Retype every entry in its entirety, without alteration.

[Data items]
* * * * * * * * *

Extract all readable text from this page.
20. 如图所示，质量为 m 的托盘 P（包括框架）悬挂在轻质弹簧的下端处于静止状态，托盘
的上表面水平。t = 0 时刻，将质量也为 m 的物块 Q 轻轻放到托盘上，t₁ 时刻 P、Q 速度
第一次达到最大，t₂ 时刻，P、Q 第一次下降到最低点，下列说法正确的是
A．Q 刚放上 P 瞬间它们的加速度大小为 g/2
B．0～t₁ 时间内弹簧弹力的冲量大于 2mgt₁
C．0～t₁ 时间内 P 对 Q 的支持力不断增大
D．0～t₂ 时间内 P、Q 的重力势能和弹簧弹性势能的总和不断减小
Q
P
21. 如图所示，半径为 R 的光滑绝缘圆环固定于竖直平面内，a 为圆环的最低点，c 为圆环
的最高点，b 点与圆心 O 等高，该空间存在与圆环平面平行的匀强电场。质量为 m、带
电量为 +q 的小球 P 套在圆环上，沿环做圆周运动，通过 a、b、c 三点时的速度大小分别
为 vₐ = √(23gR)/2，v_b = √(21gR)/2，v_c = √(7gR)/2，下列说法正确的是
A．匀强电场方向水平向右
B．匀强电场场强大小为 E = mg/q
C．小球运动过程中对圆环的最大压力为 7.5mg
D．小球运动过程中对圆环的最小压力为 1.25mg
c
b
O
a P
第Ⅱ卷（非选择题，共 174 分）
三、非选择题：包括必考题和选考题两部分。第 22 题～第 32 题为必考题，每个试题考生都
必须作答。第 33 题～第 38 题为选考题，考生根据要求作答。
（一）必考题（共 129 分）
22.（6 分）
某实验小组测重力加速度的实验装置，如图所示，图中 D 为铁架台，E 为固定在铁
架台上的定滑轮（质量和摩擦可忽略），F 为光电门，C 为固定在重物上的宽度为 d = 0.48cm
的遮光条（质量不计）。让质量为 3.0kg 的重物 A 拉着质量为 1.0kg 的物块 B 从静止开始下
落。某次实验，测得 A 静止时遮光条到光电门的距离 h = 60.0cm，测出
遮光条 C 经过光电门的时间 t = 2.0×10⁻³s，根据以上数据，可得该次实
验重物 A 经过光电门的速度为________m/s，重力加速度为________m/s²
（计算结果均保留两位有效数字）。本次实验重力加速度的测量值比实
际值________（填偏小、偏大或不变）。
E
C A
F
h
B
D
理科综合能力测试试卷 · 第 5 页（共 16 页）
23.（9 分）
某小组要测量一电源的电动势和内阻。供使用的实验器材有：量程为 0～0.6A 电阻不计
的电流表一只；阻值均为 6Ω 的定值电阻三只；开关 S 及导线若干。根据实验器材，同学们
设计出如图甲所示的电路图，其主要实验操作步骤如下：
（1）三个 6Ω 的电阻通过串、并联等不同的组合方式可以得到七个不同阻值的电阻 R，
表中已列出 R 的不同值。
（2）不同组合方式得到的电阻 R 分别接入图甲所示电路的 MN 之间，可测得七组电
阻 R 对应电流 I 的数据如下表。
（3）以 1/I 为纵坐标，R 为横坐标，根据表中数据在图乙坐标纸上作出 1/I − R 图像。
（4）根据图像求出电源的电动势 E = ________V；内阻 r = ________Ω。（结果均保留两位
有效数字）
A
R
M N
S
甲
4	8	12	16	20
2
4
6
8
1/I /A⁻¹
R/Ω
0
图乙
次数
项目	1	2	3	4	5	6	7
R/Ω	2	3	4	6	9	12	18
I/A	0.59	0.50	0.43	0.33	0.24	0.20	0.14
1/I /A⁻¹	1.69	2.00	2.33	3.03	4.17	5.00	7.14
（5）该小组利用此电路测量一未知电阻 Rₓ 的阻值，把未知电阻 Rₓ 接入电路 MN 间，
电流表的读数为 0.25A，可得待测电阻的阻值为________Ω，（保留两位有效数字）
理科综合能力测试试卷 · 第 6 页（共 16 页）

* * * * * * * * *

■ TASK SOLUTION ■
Extract all readable text from this page.
20. 如图所示，质量为 m 的托盘 P（包括框架）悬挂在轻质弹簧的下端处于静止状态，托盘
的上表面水平。t = 0 时刻，将质量也为 m 的物块 Q 轻轻放到托盘上，t₁ 时刻 P、Q 速度
第一次达到最大，t₂ 时刻，P、Q 第一次下降到最低点，下列说法正确的是
A．Q 刚放上 P 瞬间它们的加速度大小为 g/2
B．0～t₁ 时间内弹簧弹力的冲量大于 2mgt₁
C．0～t₁ 时间内 P 对 Q 的支持力不断增大
D．0～t₂ 时间内 P、Q 的重力势能和弹簧弹性势能的总和不断减小
Q
P
21. 如图所示，半径为 R 的光滑绝缘圆环固定于竖直平面内，a 为圆环的最低点，c 为圆环
的最高点，b 点与圆心 O 等高，该空间存在与圆环平面平行的匀强电场。质量为 m、带
电量为 +q 的小球 P 套在圆环上，沿环做圆周运动，通过 a、b、c 三点时的速度大小分别
为 vₐ = √(23gR)/2，v_b = √(21gR)/2，v_c = √(7gR)/2，下列说法正确的是
A．匀强电场方向水平向右
B．匀强电场场强大小为 E = mg/q
C．小球运动过程中对圆环的最大压力为 7.5mg
D．小球运动过程中对圆环的最小压力为 1.25mg
c
b
O
a P
第Ⅱ卷（非选择题，共 174 分）
三、非选择题：包括必考题和选考题两部分。第 22 题～第 32 题为必考题，每个试题考生都
必须作答。第 33 题～第 38 题为选考题，考生根据要求作答。
（一）必考题（共 129 分）
22.（6 分）
某实验小组测重力加速度的实验装置，如图所示，图中 D 为铁架台，E 为固定在铁
架台上的定滑轮（质量和摩擦可忽略），F 为光电门，C 为固定在重物上的宽度为 d = 0.48cm
的遮光条（质量不计）。让质量为 3.0kg 的重物 A 拉着质量为 1.0kg 的物块 B 从静止开始下
落。某次实验，测得 A 静止时遮光条到光电门的距离 h = 60.0cm，测出
遮光条 C 经过光电门的时间 t = 2.0×10⁻³s，根据以上数据，可得该次实
验重物 A 经过光电门的速度为________m/s，重力加速度为________m/s²
（计算结果均保留两位有效数字）。本次实验重力加速度的测量值比实
际值________（填偏小、偏大或不变）。
E
C A
F
h
B
D
理科综合能力测试试卷 · 第 5 页（共 16 页）
23.（9 分）
某小组要测量一电源的电动势和内阻。供使用的实验器材有：量程为 0～0.6A 电阻不计
的电流表一只；阻值均为 6Ω 的定值电阻三只；开关 S 及导线若干。根据实验器材，同学们
设计出如图甲所示的电路图，其主要实验操作步骤如下：
（1）三个 6Ω 的电阻通过串、并联等不同的组合方式可以得到七个不同阻值的电阻 R，
表中已列出 R 的不同值。
（2）不同组合方式得到的电阻 R 分别接入图甲所示电路的 MN 之间，可测得七组电
阻 R 对应电流 I 的数据如下表。
（3）以 1/I 为纵坐标，R 为横坐标，根据表中数据在图乙坐标纸上作出 1/I − R 图像。
（4）根据图像求出电源的电动势 E = ________V；内阻 r = ________Ω。（结果均保留两位
有效数字）
A
R
M N
S
甲
4	8	12	16	20
2
4
6
8
1/I /A⁻¹
R/Ω
0
图乙
次数
项目	1	2	3	4	5	6	7
R/Ω	2	3	4	6	9	12	18
I/A	0.59	0.50	0.43	0.33	0.24	0.20	0.14
1/I /A⁻¹	1.69	2.00	2.33	3.03	4.17	5.00	7.14
（5）该小组利用此电路测量一未知电阻 Rₓ 的阻值，把未知电阻 Rₓ 接入电路 MN 间，
电流表的读数为 0.25A，可得待测电阻的阻值为________Ω，（保留两位有效数字）
理科综合能力测试试卷 · 第 6 页（共 16 页）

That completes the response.